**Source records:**

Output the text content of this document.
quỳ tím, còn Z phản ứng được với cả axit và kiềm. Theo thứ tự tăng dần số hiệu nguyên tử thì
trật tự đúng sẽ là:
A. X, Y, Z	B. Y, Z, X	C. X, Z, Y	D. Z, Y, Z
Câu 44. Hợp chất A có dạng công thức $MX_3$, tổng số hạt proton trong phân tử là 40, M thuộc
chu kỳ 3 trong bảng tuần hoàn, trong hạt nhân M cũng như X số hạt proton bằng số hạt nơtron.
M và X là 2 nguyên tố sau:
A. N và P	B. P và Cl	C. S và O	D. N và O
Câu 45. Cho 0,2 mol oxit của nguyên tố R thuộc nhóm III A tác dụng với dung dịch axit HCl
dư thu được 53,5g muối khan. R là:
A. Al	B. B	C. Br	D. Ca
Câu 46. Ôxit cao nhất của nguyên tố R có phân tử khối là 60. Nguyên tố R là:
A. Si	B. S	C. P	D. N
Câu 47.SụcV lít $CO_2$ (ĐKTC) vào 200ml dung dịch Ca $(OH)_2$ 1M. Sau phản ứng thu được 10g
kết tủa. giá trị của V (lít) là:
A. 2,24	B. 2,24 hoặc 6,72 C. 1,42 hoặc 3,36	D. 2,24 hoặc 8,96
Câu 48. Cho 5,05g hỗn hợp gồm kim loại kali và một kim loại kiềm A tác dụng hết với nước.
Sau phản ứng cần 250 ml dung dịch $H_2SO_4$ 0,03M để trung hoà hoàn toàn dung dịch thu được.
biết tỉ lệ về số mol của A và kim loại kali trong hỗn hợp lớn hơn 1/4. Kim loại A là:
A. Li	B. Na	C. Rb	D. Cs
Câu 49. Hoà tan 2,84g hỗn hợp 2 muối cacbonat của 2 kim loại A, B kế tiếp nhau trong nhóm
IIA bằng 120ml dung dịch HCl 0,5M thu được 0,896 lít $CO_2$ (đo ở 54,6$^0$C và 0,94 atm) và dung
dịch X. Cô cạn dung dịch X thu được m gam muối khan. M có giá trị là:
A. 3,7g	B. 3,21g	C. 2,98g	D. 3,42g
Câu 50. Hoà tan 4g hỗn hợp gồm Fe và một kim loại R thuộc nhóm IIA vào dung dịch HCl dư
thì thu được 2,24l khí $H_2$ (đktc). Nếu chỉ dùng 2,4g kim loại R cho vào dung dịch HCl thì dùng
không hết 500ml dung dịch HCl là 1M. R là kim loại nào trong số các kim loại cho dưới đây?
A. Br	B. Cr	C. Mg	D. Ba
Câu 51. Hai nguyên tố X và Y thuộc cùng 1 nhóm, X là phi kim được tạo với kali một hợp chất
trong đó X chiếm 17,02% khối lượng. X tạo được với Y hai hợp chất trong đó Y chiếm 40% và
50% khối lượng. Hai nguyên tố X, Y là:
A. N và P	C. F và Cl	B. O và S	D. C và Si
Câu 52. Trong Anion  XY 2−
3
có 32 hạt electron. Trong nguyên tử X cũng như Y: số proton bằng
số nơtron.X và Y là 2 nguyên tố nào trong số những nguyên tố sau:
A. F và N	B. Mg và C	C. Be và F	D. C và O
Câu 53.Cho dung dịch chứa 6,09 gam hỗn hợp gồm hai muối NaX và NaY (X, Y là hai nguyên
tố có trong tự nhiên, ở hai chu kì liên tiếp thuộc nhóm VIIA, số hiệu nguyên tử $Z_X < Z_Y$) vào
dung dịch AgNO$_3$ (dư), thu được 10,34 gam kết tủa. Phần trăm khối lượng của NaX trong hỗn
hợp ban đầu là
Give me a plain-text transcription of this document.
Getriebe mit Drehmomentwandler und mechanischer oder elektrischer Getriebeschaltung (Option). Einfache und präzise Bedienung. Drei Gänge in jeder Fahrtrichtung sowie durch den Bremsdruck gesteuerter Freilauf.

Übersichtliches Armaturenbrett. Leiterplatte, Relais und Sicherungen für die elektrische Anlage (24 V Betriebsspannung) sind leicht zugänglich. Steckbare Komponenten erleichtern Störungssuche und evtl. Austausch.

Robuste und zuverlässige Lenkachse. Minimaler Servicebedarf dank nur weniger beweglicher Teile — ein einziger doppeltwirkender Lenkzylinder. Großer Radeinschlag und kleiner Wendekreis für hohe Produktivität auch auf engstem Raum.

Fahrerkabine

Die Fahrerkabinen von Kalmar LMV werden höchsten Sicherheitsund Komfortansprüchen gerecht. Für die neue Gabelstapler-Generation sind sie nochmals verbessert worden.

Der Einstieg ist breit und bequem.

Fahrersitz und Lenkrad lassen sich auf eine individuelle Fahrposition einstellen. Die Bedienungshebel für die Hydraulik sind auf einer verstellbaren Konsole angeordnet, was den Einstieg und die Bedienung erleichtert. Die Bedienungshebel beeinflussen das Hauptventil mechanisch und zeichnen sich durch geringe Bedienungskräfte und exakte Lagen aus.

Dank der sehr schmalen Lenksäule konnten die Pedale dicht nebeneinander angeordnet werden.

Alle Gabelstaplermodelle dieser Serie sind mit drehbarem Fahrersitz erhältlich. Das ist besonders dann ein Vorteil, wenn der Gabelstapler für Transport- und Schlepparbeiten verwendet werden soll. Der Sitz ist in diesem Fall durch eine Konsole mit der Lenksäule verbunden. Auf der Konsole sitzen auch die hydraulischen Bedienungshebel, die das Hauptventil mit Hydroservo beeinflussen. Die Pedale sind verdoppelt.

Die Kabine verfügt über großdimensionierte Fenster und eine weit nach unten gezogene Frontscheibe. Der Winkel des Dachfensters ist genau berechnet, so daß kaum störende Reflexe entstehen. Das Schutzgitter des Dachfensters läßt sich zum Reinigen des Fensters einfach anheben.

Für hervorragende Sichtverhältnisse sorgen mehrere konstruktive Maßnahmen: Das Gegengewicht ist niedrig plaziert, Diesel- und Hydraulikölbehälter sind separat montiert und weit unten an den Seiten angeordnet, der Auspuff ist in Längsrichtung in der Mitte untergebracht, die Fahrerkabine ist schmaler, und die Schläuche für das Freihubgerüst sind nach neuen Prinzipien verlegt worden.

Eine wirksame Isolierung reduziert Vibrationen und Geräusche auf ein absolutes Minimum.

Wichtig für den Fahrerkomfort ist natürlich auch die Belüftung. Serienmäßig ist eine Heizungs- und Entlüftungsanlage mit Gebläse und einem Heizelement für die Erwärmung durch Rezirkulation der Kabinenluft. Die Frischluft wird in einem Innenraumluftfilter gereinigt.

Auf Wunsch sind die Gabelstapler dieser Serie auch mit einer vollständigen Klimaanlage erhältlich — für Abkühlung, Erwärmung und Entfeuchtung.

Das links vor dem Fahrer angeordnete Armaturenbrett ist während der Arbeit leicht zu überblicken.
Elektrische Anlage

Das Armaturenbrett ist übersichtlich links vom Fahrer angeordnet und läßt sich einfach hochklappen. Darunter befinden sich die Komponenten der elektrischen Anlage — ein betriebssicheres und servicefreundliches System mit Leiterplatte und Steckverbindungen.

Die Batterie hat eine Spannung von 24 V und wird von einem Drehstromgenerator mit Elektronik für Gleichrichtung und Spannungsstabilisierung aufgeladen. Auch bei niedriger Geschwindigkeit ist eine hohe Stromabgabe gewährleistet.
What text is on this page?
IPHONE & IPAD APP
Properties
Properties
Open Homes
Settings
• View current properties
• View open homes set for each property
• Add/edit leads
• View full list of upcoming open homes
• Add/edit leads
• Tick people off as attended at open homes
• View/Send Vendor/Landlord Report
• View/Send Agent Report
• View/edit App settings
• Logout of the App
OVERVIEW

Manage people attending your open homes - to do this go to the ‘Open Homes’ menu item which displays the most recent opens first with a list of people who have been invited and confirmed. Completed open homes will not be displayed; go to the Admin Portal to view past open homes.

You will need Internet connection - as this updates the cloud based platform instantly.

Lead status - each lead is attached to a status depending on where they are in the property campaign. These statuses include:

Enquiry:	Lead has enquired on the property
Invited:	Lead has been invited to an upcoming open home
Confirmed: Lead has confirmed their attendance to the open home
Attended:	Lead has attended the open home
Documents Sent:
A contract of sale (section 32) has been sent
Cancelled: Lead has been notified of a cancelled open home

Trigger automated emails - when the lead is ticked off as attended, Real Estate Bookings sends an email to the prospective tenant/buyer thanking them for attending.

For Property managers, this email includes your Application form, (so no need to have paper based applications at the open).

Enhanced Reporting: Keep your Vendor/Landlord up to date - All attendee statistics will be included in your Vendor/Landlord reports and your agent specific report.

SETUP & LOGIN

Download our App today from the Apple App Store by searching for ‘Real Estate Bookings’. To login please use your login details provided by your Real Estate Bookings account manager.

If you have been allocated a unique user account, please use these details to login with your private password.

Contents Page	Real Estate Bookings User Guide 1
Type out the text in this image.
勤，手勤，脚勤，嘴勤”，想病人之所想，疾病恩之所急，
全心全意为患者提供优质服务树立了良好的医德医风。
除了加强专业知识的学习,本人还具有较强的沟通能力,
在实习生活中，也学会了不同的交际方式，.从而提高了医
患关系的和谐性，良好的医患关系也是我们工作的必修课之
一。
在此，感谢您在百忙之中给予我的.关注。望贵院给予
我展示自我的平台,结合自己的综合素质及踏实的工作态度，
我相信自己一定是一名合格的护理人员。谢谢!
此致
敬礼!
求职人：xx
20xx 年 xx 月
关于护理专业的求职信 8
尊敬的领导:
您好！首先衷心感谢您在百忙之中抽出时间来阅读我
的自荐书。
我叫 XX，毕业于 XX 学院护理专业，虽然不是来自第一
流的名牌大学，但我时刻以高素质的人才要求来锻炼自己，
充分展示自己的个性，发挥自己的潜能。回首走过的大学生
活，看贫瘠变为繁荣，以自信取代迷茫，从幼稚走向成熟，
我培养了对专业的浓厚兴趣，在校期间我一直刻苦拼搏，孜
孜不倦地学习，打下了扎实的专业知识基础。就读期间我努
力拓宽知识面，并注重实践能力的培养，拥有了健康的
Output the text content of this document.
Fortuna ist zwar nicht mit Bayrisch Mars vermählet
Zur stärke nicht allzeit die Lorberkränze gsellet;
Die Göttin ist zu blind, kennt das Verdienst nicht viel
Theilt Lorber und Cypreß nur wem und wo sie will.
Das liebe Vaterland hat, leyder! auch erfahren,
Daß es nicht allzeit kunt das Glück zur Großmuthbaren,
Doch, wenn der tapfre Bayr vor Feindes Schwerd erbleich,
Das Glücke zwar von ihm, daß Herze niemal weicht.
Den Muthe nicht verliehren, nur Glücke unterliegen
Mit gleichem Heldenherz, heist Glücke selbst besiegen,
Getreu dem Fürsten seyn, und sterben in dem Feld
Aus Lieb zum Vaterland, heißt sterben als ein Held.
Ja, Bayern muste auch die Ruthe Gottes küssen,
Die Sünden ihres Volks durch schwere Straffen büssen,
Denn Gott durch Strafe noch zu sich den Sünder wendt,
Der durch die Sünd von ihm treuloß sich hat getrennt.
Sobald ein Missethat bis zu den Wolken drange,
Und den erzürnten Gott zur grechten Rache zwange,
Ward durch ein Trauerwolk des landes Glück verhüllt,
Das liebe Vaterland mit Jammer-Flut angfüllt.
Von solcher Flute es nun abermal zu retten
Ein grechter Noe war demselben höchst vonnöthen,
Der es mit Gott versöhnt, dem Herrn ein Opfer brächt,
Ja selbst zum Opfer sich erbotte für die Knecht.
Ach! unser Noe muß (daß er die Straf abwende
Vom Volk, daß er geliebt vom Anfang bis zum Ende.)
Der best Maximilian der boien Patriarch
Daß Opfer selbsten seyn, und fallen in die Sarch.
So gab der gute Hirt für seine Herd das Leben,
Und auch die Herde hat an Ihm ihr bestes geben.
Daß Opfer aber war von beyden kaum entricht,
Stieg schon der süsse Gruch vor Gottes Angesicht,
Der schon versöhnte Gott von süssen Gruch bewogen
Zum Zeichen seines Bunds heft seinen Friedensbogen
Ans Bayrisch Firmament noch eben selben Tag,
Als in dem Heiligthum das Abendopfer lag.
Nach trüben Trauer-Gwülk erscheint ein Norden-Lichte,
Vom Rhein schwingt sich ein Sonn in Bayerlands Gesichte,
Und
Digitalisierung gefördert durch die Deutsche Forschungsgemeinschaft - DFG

**Written request:** In the listing, find all lines with the string "được" and copy them.

**Complete response:**
quỳ tím, còn Z phản ứng được với cả axit và kiềm. Theo thứ tự tăng dần số hiệu nguyên tử thì
dư thu được 53,5g muối khan. R là:
Câu 47.SụcV lít $CO_2$ (ĐKTC) vào 200ml dung dịch Ca $(OH)_2$ 1M. Sau phản ứng thu được 10g
Sau phản ứng cần 250 ml dung dịch $H_2SO_4$ 0,03M để trung hoà hoàn toàn dung dịch thu được.
IIA bằng 120ml dung dịch HCl 0,5M thu được 0,896 lít $CO_2$ (đo ở 54,6$^0$C và 0,94 atm) và dung
dịch X. Cô cạn dung dịch X thu được m gam muối khan. M có giá trị là:
thì thu được 2,24l khí $H_2$ (đktc). Nếu chỉ dùng 2,4g kim loại R cho vào dung dịch HCl thì dùng
Câu 51. Hai nguyên tố X và Y thuộc cùng 1 nhóm, X là phi kim được tạo với kali một hợp chất
trong đó X chiếm 17,02% khối lượng. X tạo được với Y hai hợp chất trong đó Y chiếm 40% và
dung dịch AgNO$_3$ (dư), thu được 10,34 gam kết tủa. Phần trăm khối lượng của NaX trong hỗn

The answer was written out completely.